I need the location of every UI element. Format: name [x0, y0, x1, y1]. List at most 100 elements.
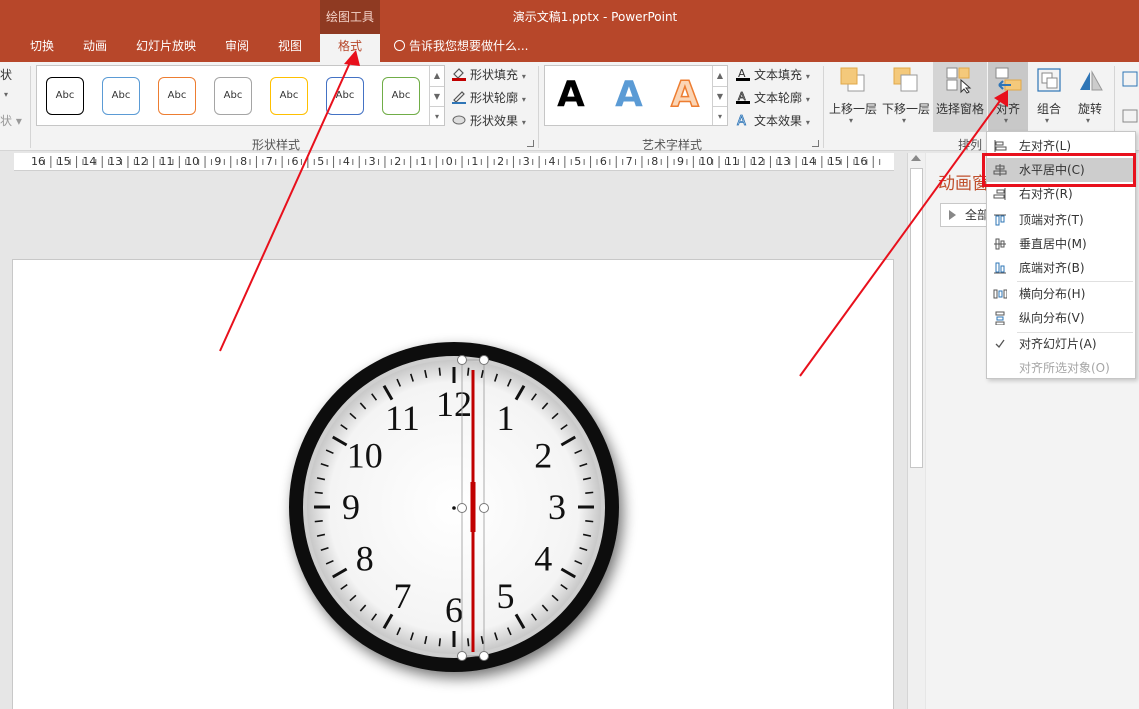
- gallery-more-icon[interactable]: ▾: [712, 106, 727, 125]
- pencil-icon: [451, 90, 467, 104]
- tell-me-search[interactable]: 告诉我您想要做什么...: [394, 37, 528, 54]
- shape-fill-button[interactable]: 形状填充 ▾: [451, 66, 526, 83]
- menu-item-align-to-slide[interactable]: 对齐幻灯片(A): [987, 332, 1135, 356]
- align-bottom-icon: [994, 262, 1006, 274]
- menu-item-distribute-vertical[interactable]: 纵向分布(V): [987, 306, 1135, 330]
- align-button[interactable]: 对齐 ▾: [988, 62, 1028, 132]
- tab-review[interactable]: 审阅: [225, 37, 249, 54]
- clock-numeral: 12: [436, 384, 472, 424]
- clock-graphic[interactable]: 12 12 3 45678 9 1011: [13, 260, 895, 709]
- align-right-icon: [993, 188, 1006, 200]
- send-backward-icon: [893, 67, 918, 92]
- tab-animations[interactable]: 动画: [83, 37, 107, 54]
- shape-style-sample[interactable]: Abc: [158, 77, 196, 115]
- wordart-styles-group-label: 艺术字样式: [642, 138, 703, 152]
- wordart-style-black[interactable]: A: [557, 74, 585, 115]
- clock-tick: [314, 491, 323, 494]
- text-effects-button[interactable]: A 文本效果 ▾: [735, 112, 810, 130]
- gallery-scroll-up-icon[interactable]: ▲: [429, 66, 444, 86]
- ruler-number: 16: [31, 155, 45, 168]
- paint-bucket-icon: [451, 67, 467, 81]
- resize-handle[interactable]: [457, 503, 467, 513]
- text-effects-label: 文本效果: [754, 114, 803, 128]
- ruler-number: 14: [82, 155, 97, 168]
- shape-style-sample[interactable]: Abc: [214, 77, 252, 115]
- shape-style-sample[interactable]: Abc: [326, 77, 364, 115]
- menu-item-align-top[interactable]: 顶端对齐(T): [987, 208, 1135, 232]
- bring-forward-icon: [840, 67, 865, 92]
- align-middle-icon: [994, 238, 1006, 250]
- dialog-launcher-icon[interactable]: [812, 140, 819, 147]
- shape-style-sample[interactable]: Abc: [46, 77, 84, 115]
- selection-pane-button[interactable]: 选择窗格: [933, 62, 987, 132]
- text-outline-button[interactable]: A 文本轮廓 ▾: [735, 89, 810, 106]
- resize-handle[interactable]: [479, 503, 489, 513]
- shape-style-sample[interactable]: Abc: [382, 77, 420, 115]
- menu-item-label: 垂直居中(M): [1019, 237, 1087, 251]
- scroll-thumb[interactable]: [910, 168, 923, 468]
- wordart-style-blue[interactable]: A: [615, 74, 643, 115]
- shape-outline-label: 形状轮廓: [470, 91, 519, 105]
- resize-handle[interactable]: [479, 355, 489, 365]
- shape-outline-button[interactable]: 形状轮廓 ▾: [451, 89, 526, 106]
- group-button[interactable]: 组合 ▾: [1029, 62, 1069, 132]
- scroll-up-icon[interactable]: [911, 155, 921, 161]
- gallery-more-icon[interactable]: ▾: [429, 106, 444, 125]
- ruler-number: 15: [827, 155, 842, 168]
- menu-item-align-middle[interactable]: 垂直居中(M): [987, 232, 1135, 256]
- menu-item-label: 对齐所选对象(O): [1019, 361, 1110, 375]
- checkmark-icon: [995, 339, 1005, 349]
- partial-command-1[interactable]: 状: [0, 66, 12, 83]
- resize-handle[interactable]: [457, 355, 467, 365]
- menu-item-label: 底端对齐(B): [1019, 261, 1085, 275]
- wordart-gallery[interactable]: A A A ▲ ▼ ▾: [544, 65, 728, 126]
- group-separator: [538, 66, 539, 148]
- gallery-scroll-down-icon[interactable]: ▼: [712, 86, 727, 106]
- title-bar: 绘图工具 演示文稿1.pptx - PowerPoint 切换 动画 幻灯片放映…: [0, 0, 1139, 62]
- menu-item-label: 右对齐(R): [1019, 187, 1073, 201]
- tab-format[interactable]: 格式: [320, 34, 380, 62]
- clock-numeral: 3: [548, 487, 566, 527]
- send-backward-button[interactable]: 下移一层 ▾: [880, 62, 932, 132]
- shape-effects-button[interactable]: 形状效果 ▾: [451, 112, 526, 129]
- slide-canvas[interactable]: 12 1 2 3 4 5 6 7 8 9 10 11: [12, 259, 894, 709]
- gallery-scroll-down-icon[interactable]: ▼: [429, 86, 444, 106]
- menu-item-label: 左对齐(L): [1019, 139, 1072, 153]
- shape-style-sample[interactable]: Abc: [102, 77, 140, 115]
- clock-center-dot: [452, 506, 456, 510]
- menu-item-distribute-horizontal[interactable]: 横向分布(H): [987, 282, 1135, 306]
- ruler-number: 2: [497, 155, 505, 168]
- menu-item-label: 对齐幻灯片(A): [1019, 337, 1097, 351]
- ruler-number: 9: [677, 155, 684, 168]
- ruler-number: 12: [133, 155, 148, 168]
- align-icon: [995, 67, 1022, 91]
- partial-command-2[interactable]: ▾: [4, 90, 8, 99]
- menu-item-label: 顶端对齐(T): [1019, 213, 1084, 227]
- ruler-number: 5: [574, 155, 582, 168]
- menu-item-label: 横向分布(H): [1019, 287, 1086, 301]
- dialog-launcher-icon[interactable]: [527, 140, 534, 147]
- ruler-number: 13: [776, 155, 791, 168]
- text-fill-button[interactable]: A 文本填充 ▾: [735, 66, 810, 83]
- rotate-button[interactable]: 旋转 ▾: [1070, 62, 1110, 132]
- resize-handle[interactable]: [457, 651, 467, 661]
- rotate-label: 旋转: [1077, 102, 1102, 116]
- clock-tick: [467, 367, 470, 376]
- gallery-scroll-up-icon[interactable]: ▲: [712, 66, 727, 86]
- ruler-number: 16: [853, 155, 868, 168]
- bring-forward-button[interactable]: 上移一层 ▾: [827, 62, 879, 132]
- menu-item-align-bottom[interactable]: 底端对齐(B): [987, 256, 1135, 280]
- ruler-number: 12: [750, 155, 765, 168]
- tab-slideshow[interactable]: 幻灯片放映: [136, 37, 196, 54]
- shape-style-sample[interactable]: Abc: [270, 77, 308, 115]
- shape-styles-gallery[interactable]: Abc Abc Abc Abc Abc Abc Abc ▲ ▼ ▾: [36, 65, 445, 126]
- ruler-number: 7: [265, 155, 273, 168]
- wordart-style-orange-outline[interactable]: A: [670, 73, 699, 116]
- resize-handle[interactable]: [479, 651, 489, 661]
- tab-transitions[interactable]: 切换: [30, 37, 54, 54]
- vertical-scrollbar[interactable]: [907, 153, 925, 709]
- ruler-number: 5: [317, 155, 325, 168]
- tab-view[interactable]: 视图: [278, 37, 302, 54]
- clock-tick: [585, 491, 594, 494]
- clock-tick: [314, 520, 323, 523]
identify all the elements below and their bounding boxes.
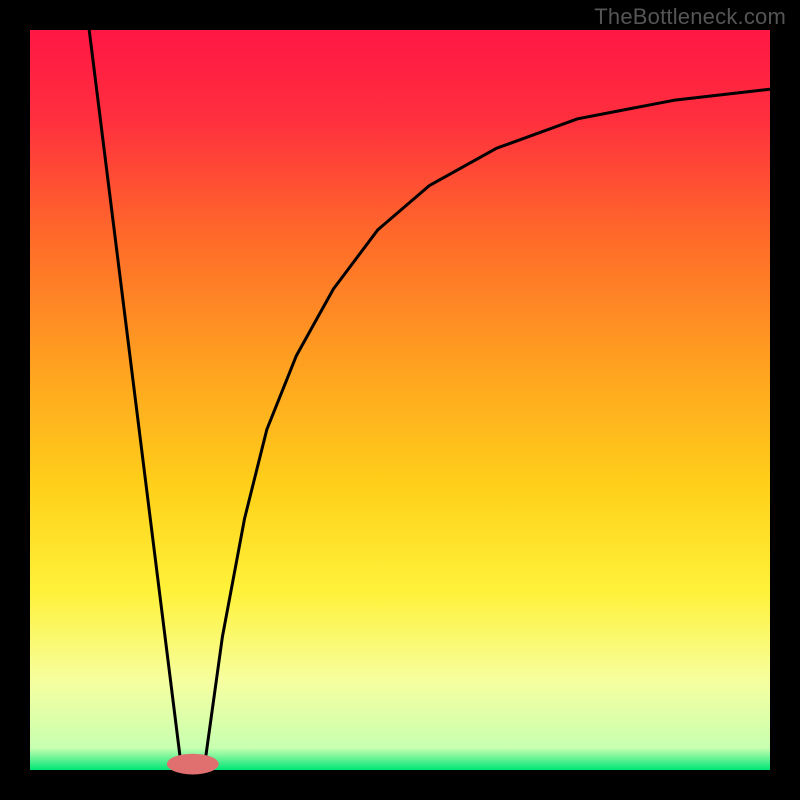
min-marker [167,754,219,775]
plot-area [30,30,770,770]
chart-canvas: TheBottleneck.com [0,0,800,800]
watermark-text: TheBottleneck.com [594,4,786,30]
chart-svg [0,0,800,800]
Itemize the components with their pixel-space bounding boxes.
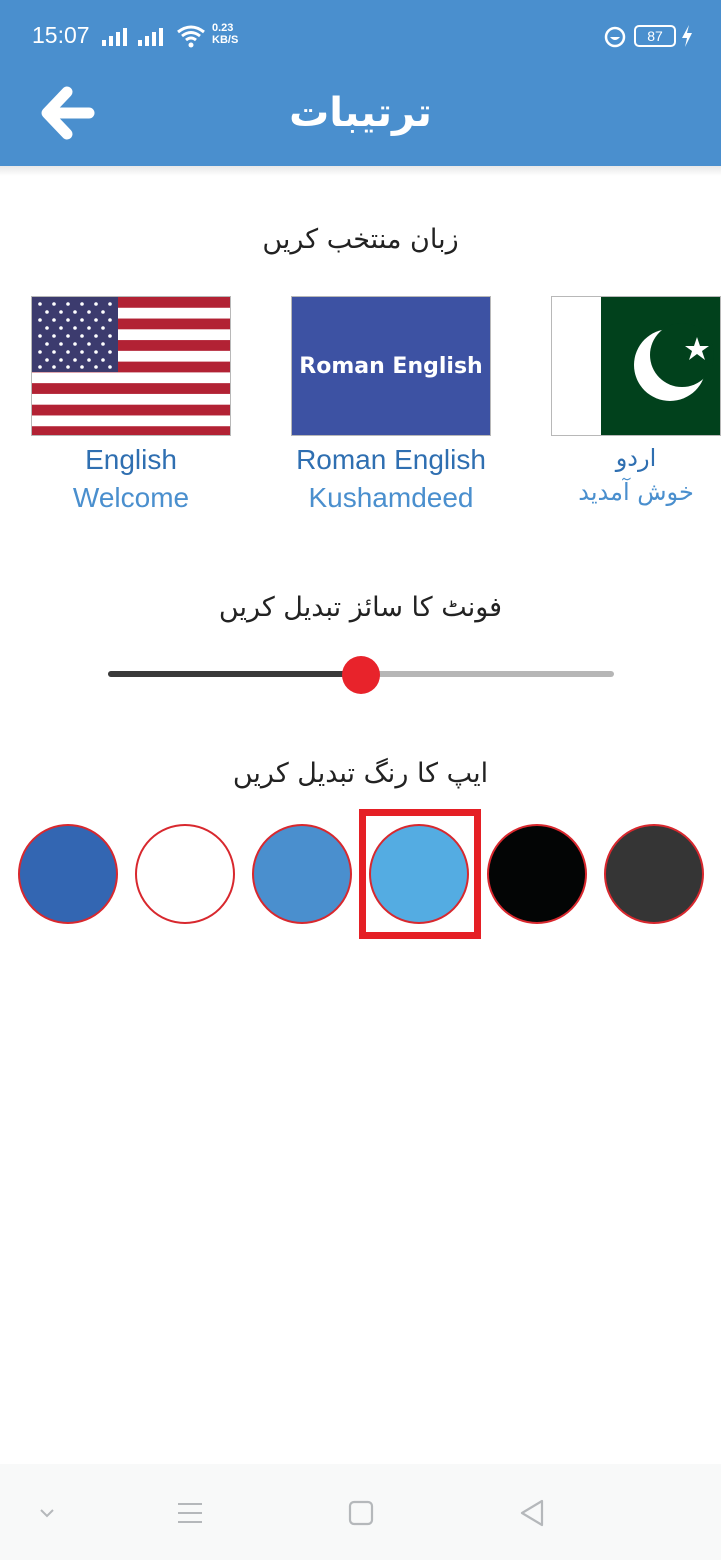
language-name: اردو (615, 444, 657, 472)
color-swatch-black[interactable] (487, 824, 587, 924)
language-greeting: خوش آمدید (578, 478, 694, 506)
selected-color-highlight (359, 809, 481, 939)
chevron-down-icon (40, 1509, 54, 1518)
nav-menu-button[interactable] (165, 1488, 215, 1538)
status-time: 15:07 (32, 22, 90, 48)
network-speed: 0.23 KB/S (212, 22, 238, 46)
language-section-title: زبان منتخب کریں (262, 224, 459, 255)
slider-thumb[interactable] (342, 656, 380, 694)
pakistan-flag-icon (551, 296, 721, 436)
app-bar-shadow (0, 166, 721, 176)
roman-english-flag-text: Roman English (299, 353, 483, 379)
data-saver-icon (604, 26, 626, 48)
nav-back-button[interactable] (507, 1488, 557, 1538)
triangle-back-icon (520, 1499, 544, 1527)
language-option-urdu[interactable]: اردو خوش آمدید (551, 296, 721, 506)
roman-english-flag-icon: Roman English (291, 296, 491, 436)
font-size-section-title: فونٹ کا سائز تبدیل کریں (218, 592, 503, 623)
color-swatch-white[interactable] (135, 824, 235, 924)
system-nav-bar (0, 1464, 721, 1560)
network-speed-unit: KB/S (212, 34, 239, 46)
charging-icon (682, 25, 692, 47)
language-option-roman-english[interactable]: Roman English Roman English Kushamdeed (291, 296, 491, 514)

---------------

Reproduce every line from the one containing "language-name: اردو (615, 444, 657, 472)" down to the last line, keeping each one unchanged.

> _Task output_
language-name: اردو (615, 444, 657, 472)
color-swatch-black[interactable] (487, 824, 587, 924)
language-greeting: خوش آمدید (578, 478, 694, 506)
selected-color-highlight (359, 809, 481, 939)
chevron-down-icon (40, 1509, 54, 1518)
nav-menu-button[interactable] (165, 1488, 215, 1538)
status-time: 15:07 (32, 22, 90, 48)
network-speed: 0.23 KB/S (212, 22, 238, 46)
language-section-title: زبان منتخب کریں (262, 224, 459, 255)
slider-thumb[interactable] (342, 656, 380, 694)
pakistan-flag-icon (551, 296, 721, 436)
app-bar-shadow (0, 166, 721, 176)
roman-english-flag-text: Roman English (299, 353, 483, 379)
data-saver-icon (604, 26, 626, 48)
nav-back-button[interactable] (507, 1488, 557, 1538)
triangle-back-icon (520, 1499, 544, 1527)
language-option-urdu[interactable]: اردو خوش آمدید (551, 296, 721, 506)
roman-english-flag-icon: Roman English (291, 296, 491, 436)
font-size-section-title: فونٹ کا سائز تبدیل کریں (218, 592, 503, 623)
color-swatch-white[interactable] (135, 824, 235, 924)
system-nav-bar (0, 1464, 721, 1560)
network-speed-unit: KB/S (212, 34, 239, 46)
charging-icon (682, 25, 692, 47)
language-option-roman-english[interactable]: Roman English Roman English Kushamdeed (291, 296, 491, 514)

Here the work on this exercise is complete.